■ **Short exercise**: Repeat the whole listing exactly.

■ **Information supplied**:
-- -- --
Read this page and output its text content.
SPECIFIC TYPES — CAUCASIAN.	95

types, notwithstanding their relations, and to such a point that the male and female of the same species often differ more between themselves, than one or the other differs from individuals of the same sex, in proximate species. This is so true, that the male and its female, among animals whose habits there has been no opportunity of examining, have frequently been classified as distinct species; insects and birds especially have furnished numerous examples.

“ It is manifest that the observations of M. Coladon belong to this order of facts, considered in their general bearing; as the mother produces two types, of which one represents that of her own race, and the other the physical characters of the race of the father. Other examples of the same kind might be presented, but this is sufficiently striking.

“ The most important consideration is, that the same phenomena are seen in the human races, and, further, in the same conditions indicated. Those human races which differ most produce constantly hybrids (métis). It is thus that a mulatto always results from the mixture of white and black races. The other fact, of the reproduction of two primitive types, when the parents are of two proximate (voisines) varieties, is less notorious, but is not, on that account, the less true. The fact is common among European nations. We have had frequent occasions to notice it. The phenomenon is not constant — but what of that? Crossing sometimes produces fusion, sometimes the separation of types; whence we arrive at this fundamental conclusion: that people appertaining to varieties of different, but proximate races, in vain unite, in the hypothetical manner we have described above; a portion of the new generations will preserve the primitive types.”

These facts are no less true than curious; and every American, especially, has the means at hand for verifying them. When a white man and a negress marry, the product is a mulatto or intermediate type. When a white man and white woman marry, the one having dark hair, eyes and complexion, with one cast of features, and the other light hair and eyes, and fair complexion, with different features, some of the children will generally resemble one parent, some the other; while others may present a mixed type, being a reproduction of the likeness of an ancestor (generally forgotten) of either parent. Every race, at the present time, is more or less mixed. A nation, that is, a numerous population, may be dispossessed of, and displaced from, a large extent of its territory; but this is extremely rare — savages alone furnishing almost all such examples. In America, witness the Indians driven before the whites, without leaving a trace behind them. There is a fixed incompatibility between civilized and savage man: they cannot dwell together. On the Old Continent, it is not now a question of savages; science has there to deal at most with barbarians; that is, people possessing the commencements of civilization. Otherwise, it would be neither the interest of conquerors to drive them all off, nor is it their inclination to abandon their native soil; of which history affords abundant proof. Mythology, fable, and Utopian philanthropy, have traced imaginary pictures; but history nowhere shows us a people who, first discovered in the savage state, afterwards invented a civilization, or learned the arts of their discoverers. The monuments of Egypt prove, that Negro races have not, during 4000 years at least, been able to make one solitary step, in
-- -- --
■ **Answer in full**:
Read this page and output its text content.
SPECIFIC TYPES — CAUCASIAN.	95

types, notwithstanding their relations, and to such a point that the male and female of the same species often differ more between themselves, than one or the other differs from individuals of the same sex, in proximate species. This is so true, that the male and its female, among animals whose habits there has been no opportunity of examining, have frequently been classified as distinct species; insects and birds especially have furnished numerous examples.

“ It is manifest that the observations of M. Coladon belong to this order of facts, considered in their general bearing; as the mother produces two types, of which one represents that of her own race, and the other the physical characters of the race of the father. Other examples of the same kind might be presented, but this is sufficiently striking.

“ The most important consideration is, that the same phenomena are seen in the human races, and, further, in the same conditions indicated. Those human races which differ most produce constantly hybrids (métis). It is thus that a mulatto always results from the mixture of white and black races. The other fact, of the reproduction of two primitive types, when the parents are of two proximate (voisines) varieties, is less notorious, but is not, on that account, the less true. The fact is common among European nations. We have had frequent occasions to notice it. The phenomenon is not constant — but what of that? Crossing sometimes produces fusion, sometimes the separation of types; whence we arrive at this fundamental conclusion: that people appertaining to varieties of different, but proximate races, in vain unite, in the hypothetical manner we have described above; a portion of the new generations will preserve the primitive types.”

These facts are no less true than curious; and every American, especially, has the means at hand for verifying them. When a white man and a negress marry, the product is a mulatto or intermediate type. When a white man and white woman marry, the one having dark hair, eyes and complexion, with one cast of features, and the other light hair and eyes, and fair complexion, with different features, some of the children will generally resemble one parent, some the other; while others may present a mixed type, being a reproduction of the likeness of an ancestor (generally forgotten) of either parent. Every race, at the present time, is more or less mixed. A nation, that is, a numerous population, may be dispossessed of, and displaced from, a large extent of its territory; but this is extremely rare — savages alone furnishing almost all such examples. In America, witness the Indians driven before the whites, without leaving a trace behind them. There is a fixed incompatibility between civilized and savage man: they cannot dwell together. On the Old Continent, it is not now a question of savages; science has there to deal at most with barbarians; that is, people possessing the commencements of civilization. Otherwise, it would be neither the interest of conquerors to drive them all off, nor is it their inclination to abandon their native soil; of which history affords abundant proof. Mythology, fable, and Utopian philanthropy, have traced imaginary pictures; but history nowhere shows us a people who, first discovered in the savage state, afterwards invented a civilization, or learned the arts of their discoverers. The monuments of Egypt prove, that Negro races have not, during 4000 years at least, been able to make one solitary step, in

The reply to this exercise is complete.